Write out the material exactly, leaving every picture behind.

## start LISTED ENTRIES

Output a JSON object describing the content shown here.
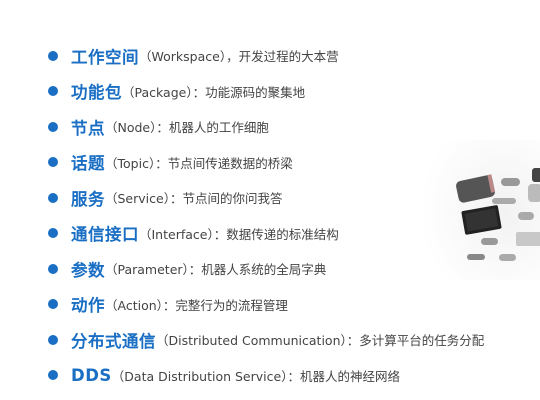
{
  "accent_color": "#1a6fc4",
  "items": [
    {
      "term": "工作空间",
      "desc": "（Workspace），开发过程的大本营"
    },
    {
      "term": "功能包",
      "desc": "（Package）：功能源码的聚集地"
    },
    {
      "term": "节点",
      "desc": "（Node）：机器人的工作细胞"
    },
    {
      "term": "话题",
      "desc": "（Topic）：节点间传递数据的桥梁"
    },
    {
      "term": "服务",
      "desc": "（Service）：节点间的你问我答"
    },
    {
      "term": "通信接口",
      "desc": "（Interface）：数据传递的标准结构"
    },
    {
      "term": "参数",
      "desc": "（Parameter）：机器人系统的全局字典"
    },
    {
      "term": "动作",
      "desc": "（Action）：完整行为的流程管理"
    },
    {
      "term": "分布式通信",
      "desc": "（Distributed Communication）：多计算平台的任务分配"
    },
    {
      "term": "DDS",
      "desc": "（Data Distribution Service）：机器人的神经网络"
    }
  ]
}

## end LISTED ENTRIES

# FINISHED EXERCISE
Output a JSON object describing the content shown here.
{
  "accent_color": "#1a6fc4",
  "items": [
    {
      "term": "工作空间",
      "desc": "（Workspace），开发过程的大本营"
    },
    {
      "term": "功能包",
      "desc": "（Package）：功能源码的聚集地"
    },
    {
      "term": "节点",
      "desc": "（Node）：机器人的工作细胞"
    },
    {
      "term": "话题",
      "desc": "（Topic）：节点间传递数据的桥梁"
    },
    {
      "term": "服务",
      "desc": "（Service）：节点间的你问我答"
    },
    {
      "term": "通信接口",
      "desc": "（Interface）：数据传递的标准结构"
    },
    {
      "term": "参数",
      "desc": "（Parameter）：机器人系统的全局字典"
    },
    {
      "term": "动作",
      "desc": "（Action）：完整行为的流程管理"
    },
    {
      "term": "分布式通信",
      "desc": "（Distributed Communication）：多计算平台的任务分配"
    },
    {
      "term": "DDS",
      "desc": "（Data Distribution Service）：机器人的神经网络"
    }
  ]
}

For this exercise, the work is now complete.